» **What to work on**: Return every record verbatim.

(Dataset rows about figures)

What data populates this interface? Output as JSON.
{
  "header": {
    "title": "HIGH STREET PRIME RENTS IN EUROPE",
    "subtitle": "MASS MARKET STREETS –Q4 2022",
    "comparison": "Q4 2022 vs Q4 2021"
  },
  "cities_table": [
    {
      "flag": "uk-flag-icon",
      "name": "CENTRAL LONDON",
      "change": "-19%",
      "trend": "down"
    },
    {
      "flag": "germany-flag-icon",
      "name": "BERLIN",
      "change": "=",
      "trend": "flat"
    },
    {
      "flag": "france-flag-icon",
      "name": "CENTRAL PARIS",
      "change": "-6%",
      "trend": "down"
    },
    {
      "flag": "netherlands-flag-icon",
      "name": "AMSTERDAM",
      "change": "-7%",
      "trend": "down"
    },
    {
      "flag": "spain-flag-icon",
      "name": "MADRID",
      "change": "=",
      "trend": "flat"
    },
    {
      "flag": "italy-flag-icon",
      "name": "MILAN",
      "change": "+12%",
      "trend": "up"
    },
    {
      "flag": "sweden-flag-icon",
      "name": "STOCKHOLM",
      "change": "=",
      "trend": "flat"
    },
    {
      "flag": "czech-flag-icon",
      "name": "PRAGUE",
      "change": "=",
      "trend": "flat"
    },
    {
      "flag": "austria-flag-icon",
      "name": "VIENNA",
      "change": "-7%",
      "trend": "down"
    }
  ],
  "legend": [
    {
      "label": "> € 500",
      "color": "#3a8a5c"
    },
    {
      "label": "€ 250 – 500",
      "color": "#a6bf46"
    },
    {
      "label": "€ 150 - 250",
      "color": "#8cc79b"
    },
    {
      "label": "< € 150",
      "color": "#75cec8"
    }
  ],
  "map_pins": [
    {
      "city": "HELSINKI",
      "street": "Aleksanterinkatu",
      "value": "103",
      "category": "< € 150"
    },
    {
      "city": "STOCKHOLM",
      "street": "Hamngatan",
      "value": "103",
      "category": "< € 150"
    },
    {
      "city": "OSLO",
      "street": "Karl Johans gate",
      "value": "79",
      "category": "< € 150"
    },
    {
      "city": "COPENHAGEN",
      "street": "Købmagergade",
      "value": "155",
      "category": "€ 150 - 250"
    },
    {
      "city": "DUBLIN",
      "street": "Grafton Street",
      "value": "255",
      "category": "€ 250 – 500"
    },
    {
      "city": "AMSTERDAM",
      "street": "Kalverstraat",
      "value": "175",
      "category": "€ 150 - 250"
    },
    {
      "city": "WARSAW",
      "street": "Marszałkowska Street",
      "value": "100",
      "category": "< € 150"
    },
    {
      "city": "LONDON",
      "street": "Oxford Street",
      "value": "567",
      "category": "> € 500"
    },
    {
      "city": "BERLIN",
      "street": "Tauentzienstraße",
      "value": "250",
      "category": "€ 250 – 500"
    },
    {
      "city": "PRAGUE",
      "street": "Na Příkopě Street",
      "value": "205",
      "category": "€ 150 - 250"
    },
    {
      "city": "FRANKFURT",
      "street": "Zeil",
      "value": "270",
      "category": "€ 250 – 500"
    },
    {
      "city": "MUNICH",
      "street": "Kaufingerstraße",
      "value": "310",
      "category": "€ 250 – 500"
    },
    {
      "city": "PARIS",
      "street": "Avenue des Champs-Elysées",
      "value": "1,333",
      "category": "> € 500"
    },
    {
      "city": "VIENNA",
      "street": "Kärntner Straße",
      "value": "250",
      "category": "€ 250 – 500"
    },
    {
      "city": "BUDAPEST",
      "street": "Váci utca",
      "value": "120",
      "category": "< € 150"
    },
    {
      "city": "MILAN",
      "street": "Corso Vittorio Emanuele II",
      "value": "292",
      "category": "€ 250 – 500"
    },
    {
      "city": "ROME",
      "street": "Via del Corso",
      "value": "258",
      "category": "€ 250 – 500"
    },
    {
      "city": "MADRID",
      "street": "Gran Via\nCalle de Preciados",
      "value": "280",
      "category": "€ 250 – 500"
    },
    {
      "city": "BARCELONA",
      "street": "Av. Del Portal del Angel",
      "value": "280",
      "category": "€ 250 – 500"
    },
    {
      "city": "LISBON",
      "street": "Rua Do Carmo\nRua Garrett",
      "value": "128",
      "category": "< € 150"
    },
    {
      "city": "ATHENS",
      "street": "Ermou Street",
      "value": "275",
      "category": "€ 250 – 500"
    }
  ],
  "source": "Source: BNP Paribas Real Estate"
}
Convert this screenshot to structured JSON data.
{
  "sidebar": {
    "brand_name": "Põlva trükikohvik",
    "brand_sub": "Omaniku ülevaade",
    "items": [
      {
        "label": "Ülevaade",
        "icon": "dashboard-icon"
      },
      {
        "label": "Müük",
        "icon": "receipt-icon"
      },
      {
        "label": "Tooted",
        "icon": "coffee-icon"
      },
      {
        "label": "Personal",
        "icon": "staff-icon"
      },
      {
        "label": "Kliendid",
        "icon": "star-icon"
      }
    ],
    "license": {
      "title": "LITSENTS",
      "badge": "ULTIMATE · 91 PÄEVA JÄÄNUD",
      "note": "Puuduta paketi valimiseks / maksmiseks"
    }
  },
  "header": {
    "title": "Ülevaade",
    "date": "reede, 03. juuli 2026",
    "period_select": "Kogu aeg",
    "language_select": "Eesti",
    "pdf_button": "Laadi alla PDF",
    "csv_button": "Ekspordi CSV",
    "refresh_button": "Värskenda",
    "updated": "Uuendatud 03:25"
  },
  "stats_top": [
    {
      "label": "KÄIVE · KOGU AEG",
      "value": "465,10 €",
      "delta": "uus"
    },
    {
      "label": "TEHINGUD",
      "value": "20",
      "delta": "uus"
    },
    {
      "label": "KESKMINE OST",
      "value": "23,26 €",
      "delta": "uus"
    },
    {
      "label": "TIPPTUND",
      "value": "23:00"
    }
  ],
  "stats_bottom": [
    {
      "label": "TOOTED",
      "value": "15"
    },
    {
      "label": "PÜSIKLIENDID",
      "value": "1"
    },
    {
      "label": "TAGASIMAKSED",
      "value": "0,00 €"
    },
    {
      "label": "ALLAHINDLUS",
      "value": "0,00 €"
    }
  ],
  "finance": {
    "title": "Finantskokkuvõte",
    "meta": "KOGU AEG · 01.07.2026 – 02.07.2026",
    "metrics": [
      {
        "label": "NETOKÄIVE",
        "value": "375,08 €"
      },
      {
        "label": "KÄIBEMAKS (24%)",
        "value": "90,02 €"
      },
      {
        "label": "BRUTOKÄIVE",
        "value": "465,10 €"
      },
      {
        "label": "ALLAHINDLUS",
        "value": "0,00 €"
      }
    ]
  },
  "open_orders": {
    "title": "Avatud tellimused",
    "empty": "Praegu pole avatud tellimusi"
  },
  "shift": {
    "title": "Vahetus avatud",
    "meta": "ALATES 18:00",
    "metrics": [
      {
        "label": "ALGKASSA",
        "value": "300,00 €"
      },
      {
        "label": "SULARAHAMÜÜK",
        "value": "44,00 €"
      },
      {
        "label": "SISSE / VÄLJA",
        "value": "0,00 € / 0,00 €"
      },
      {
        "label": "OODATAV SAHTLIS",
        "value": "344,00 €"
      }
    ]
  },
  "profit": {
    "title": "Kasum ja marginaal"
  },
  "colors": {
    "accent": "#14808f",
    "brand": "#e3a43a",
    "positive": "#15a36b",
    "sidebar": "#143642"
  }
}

» **Result for this exercise**:
What data populates this interface? Output as JSON.
{
  "header": {
    "title": "HIGH STREET PRIME RENTS IN EUROPE",
    "subtitle": "MASS MARKET STREETS –Q4 2022",
    "comparison": "Q4 2022 vs Q4 2021"
  },
  "cities_table": [
    {
      "flag": "uk-flag-icon",
      "name": "CENTRAL LONDON",
      "change": "-19%",
      "trend": "down"
    },
    {
      "flag": "germany-flag-icon",
      "name": "BERLIN",
      "change": "=",
      "trend": "flat"
    },
    {
      "flag": "france-flag-icon",
      "name": "CENTRAL PARIS",
      "change": "-6%",
      "trend": "down"
    },
    {
      "flag": "netherlands-flag-icon",
      "name": "AMSTERDAM",
      "change": "-7%",
      "trend": "down"
    },
    {
      "flag": "spain-flag-icon",
      "name": "MADRID",
      "change": "=",
      "trend": "flat"
    },
    {
      "flag": "italy-flag-icon",
      "name": "MILAN",
      "change": "+12%",
      "trend": "up"
    },
    {
      "flag": "sweden-flag-icon",
      "name": "STOCKHOLM",
      "change": "=",
      "trend": "flat"
    },
    {
      "flag": "czech-flag-icon",
      "name": "PRAGUE",
      "change": "=",
      "trend": "flat"
    },
    {
      "flag": "austria-flag-icon",
      "name": "VIENNA",
      "change": "-7%",
      "trend": "down"
    }
  ],
  "legend": [
    {
      "label": "> € 500",
      "color": "#3a8a5c"
    },
    {
      "label": "€ 250 – 500",
      "color": "#a6bf46"
    },
    {
      "label": "€ 150 - 250",
      "color": "#8cc79b"
    },
    {
      "label": "< € 150",
      "color": "#75cec8"
    }
  ],
  "map_pins": [
    {
      "city": "HELSINKI",
      "street": "Aleksanterinkatu",
      "value": "103",
      "category": "< € 150"
    },
    {
      "city": "STOCKHOLM",
      "street": "Hamngatan",
      "value": "103",
      "category": "< € 150"
    },
    {
      "city": "OSLO",
      "street": "Karl Johans gate",
      "value": "79",
      "category": "< € 150"
    },
    {
      "city": "COPENHAGEN",
      "street": "Købmagergade",
      "value": "155",
      "category": "€ 150 - 250"
    },
    {
      "city": "DUBLIN",
      "street": "Grafton Street",
      "value": "255",
      "category": "€ 250 – 500"
    },
    {
      "city": "AMSTERDAM",
      "street": "Kalverstraat",
      "value": "175",
      "category": "€ 150 - 250"
    },
    {
      "city": "WARSAW",
      "street": "Marszałkowska Street",
      "value": "100",
      "category": "< € 150"
    },
    {
      "city": "LONDON",
      "street": "Oxford Street",
      "value": "567",
      "category": "> € 500"
    },
    {
      "city": "BERLIN",
      "street": "Tauentzienstraße",
      "value": "250",
      "category": "€ 250 – 500"
    },
    {
      "city": "PRAGUE",
      "street": "Na Příkopě Street",
      "value": "205",
      "category": "€ 150 - 250"
    },
    {
      "city": "FRANKFURT",
      "street": "Zeil",
      "value": "270",
      "category": "€ 250 – 500"
    },
    {
      "city": "MUNICH",
      "street": "Kaufingerstraße",
      "value": "310",
      "category": "€ 250 – 500"
    },
    {
      "city": "PARIS",
      "street": "Avenue des Champs-Elysées",
      "value": "1,333",
      "category": "> € 500"
    },
    {
      "city": "VIENNA",
      "street": "Kärntner Straße",
      "value": "250",
      "category": "€ 250 – 500"
    },
    {
      "city": "BUDAPEST",
      "street": "Váci utca",
      "value": "120",
      "category": "< € 150"
    },
    {
      "city": "MILAN",
      "street": "Corso Vittorio Emanuele II",
      "value": "292",
      "category": "€ 250 – 500"
    },
    {
      "city": "ROME",
      "street": "Via del Corso",
      "value": "258",
      "category": "€ 250 – 500"
    },
    {
      "city": "MADRID",
      "street": "Gran Via\nCalle de Preciados",
      "value": "280",
      "category": "€ 250 – 500"
    },
    {
      "city": "BARCELONA",
      "street": "Av. Del Portal del Angel",
      "value": "280",
      "category": "€ 250 – 500"
    },
    {
      "city": "LISBON",
      "street": "Rua Do Carmo\nRua Garrett",
      "value": "128",
      "category": "< € 150"
    },
    {
      "city": "ATHENS",
      "street": "Ermou Street",
      "value": "275",
      "category": "€ 250 – 500"
    }
  ],
  "source": "Source: BNP Paribas Real Estate"
}
Convert this screenshot to structured JSON data.
{
  "sidebar": {
    "brand_name": "Põlva trükikohvik",
    "brand_sub": "Omaniku ülevaade",
    "items": [
      {
        "label": "Ülevaade",
        "icon": "dashboard-icon"
      },
      {
        "label": "Müük",
        "icon": "receipt-icon"
      },
      {
        "label": "Tooted",
        "icon": "coffee-icon"
      },
      {
        "label": "Personal",
        "icon": "staff-icon"
      },
      {
        "label": "Kliendid",
        "icon": "star-icon"
      }
    ],
    "license": {
      "title": "LITSENTS",
      "badge": "ULTIMATE · 91 PÄEVA JÄÄNUD",
      "note": "Puuduta paketi valimiseks / maksmiseks"
    }
  },
  "header": {
    "title": "Ülevaade",
    "date": "reede, 03. juuli 2026",
    "period_select": "Kogu aeg",
    "language_select": "Eesti",
    "pdf_button": "Laadi alla PDF",
    "csv_button": "Ekspordi CSV",
    "refresh_button": "Värskenda",
    "updated": "Uuendatud 03:25"
  },
  "stats_top": [
    {
      "label": "KÄIVE · KOGU AEG",
      "value": "465,10 €",
      "delta": "uus"
    },
    {
      "label": "TEHINGUD",
      "value": "20",
      "delta": "uus"
    },
    {
      "label": "KESKMINE OST",
      "value": "23,26 €",
      "delta": "uus"
    },
    {
      "label": "TIPPTUND",
      "value": "23:00"
    }
  ],
  "stats_bottom": [
    {
      "label": "TOOTED",
      "value": "15"
    },
    {
      "label": "PÜSIKLIENDID",
      "value": "1"
    },
    {
      "label": "TAGASIMAKSED",
      "value": "0,00 €"
    },
    {
      "label": "ALLAHINDLUS",
      "value": "0,00 €"
    }
  ],
  "finance": {
    "title": "Finantskokkuvõte",
    "meta": "KOGU AEG · 01.07.2026 – 02.07.2026",
    "metrics": [
      {
        "label": "NETOKÄIVE",
        "value": "375,08 €"
      },
      {
        "label": "KÄIBEMAKS (24%)",
        "value": "90,02 €"
      },
      {
        "label": "BRUTOKÄIVE",
        "value": "465,10 €"
      },
      {
        "label": "ALLAHINDLUS",
        "value": "0,00 €"
      }
    ]
  },
  "open_orders": {
    "title": "Avatud tellimused",
    "empty": "Praegu pole avatud tellimusi"
  },
  "shift": {
    "title": "Vahetus avatud",
    "meta": "ALATES 18:00",
    "metrics": [
      {
        "label": "ALGKASSA",
        "value": "300,00 €"
      },
      {
        "label": "SULARAHAMÜÜK",
        "value": "44,00 €"
      },
      {
        "label": "SISSE / VÄLJA",
        "value": "0,00 € / 0,00 €"
      },
      {
        "label": "OODATAV SAHTLIS",
        "value": "344,00 €"
      }
    ]
  },
  "profit": {
    "title": "Kasum ja marginaal"
  },
  "colors": {
    "accent": "#14808f",
    "brand": "#e3a43a",
    "positive": "#15a36b",
    "sidebar": "#143642"
  }
}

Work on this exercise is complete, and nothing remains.